Task objective: Track down the lines that contain "content" and copy them.

======== Input rows ========

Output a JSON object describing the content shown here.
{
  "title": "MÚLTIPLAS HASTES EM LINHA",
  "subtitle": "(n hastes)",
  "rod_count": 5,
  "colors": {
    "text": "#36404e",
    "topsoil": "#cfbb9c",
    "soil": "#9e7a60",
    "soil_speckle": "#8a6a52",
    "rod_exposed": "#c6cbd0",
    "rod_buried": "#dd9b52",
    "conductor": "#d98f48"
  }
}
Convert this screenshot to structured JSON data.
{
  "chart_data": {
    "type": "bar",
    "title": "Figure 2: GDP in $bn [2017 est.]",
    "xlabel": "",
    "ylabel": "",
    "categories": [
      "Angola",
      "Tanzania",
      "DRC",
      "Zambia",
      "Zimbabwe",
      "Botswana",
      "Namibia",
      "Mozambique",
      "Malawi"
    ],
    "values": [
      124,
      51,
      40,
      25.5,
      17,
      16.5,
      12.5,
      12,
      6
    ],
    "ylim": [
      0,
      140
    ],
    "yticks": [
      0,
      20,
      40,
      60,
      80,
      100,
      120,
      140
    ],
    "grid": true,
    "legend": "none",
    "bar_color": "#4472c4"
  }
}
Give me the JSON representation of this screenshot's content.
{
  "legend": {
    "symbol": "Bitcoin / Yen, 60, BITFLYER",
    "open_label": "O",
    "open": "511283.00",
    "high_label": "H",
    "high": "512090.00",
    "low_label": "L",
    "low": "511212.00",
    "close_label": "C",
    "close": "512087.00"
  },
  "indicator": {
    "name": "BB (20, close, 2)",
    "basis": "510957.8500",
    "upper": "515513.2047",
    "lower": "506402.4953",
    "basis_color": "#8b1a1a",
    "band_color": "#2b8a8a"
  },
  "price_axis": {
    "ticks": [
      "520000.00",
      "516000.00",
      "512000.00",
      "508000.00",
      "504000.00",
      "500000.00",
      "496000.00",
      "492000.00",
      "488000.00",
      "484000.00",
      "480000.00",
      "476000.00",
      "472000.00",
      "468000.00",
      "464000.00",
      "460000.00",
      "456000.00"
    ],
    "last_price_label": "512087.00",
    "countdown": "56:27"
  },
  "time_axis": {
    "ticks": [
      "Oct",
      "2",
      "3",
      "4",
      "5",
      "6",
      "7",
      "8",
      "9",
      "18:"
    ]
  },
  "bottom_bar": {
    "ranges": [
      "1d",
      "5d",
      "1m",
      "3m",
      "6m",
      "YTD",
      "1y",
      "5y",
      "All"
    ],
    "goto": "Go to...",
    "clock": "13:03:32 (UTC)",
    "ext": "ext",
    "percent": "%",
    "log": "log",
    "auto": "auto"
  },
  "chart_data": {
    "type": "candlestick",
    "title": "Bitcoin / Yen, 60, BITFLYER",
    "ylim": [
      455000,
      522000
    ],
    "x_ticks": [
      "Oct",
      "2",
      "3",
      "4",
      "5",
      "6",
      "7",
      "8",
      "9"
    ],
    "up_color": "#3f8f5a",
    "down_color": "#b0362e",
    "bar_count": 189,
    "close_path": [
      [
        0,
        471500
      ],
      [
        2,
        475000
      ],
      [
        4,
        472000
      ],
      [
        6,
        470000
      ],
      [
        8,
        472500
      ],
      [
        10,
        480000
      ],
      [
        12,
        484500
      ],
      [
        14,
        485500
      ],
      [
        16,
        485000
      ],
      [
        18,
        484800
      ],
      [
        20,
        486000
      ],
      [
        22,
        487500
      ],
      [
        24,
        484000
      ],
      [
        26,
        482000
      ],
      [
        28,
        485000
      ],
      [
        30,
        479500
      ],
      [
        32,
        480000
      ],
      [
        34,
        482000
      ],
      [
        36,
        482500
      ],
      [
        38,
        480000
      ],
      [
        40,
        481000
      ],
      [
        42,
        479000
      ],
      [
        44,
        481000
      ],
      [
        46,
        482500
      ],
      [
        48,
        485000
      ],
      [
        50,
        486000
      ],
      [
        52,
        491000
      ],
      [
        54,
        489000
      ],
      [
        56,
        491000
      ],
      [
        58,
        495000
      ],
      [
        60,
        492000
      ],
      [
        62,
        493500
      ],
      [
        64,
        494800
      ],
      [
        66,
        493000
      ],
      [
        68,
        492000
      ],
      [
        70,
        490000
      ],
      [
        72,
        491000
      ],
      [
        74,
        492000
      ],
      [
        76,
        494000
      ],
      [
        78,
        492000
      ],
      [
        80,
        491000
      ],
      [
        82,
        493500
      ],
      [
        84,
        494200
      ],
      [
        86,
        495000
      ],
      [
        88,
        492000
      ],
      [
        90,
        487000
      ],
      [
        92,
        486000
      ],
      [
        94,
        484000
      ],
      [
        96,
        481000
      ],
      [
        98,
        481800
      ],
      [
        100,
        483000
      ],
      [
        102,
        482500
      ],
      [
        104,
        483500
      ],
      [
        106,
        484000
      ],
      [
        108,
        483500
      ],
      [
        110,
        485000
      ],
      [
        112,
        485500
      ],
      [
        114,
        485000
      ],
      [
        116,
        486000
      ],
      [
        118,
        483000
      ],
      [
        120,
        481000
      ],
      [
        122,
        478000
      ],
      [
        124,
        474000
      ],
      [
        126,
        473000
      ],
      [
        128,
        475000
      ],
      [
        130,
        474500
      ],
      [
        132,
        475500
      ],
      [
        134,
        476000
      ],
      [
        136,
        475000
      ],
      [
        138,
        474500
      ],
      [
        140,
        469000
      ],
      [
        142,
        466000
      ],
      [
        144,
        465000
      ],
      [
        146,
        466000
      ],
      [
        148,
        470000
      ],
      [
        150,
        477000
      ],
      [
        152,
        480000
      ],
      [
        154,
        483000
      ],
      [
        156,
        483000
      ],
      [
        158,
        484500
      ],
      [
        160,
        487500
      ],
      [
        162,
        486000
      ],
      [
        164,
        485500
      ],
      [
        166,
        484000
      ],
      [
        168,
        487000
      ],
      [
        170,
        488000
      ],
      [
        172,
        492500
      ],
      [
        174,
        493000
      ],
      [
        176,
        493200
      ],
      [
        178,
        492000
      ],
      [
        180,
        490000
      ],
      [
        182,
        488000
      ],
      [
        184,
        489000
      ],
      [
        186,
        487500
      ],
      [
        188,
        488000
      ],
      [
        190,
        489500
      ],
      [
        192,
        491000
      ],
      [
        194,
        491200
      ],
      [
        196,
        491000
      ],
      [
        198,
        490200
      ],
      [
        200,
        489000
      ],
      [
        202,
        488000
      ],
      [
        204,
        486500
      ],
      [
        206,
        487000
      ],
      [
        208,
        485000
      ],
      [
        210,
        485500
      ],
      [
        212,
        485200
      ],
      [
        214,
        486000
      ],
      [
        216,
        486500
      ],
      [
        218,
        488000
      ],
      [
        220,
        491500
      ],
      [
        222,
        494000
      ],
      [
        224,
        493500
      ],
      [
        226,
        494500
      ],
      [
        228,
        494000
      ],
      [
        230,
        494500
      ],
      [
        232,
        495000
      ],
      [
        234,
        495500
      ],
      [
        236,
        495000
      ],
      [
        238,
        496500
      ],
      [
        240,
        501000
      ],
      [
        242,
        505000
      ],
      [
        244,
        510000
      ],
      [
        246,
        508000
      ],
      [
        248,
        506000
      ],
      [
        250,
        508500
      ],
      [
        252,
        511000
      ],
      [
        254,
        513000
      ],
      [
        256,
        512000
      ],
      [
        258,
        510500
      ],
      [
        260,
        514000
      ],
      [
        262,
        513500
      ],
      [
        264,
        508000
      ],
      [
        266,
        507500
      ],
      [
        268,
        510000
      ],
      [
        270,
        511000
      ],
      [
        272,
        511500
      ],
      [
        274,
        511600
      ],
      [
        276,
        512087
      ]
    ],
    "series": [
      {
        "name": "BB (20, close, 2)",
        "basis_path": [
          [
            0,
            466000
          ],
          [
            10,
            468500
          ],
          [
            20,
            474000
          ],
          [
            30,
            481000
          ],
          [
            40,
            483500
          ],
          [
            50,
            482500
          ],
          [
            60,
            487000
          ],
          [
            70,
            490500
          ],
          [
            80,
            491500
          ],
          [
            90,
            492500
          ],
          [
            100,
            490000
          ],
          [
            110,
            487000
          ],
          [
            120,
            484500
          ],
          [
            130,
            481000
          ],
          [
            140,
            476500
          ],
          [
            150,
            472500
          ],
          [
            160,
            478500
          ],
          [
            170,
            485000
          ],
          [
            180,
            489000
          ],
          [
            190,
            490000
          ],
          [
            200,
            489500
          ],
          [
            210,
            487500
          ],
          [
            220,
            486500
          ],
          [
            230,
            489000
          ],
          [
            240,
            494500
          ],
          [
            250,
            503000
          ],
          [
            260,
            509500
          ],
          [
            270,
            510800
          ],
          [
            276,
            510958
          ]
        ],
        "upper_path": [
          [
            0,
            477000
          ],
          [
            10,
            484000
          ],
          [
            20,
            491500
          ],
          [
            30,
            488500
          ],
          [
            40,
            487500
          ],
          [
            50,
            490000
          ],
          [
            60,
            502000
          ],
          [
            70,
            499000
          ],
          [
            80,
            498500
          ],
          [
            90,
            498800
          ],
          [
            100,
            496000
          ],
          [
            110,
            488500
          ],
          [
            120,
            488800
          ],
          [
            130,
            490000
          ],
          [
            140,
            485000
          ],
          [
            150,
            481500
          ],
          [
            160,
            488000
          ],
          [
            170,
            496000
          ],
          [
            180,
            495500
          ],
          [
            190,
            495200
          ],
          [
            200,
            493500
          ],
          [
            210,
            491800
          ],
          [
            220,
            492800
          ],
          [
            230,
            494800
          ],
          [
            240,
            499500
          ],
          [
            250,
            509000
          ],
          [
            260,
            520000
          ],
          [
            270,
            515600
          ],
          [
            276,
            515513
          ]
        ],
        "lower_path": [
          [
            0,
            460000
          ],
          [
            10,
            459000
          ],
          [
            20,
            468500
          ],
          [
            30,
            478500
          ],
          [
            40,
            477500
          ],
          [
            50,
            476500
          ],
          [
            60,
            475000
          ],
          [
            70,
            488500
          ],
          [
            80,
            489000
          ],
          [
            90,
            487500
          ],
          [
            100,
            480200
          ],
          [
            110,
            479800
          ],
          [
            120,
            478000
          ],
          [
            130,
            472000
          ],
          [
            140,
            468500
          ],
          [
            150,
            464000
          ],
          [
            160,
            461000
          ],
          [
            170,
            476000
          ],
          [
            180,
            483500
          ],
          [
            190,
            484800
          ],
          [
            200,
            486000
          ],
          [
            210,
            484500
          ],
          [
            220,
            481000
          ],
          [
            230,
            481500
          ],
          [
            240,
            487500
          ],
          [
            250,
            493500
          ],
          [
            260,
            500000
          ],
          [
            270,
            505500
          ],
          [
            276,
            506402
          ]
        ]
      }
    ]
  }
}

========

Response to this exercise:
Output a JSON object describing the content shown here.
Give me the JSON representation of this screenshot's content.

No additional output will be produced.